Extract the full set of records that follows, word for word.

====

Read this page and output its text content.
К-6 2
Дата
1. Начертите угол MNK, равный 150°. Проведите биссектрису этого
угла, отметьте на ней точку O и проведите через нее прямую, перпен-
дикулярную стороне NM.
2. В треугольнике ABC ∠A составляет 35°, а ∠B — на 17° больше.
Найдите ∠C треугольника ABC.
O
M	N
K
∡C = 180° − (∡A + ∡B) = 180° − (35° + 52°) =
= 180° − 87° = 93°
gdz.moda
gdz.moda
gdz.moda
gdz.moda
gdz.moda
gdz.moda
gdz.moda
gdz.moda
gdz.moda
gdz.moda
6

====

* EXPECTED ANSWER:
Read this page and output its text content.
К-6 2
Дата
1. Начертите угол MNK, равный 150°. Проведите биссектрису этого
угла, отметьте на ней точку O и проведите через нее прямую, перпен-
дикулярную стороне NM.
2. В треугольнике ABC ∠A составляет 35°, а ∠B — на 17° больше.
Найдите ∠C треугольника ABC.
O
M	N
K
∡C = 180° − (∡A + ∡B) = 180° − (35° + 52°) =
= 180° − 87° = 93°
gdz.moda
gdz.moda
gdz.moda
gdz.moda
gdz.moda
gdz.moda
gdz.moda
gdz.moda
gdz.moda
gdz.moda
6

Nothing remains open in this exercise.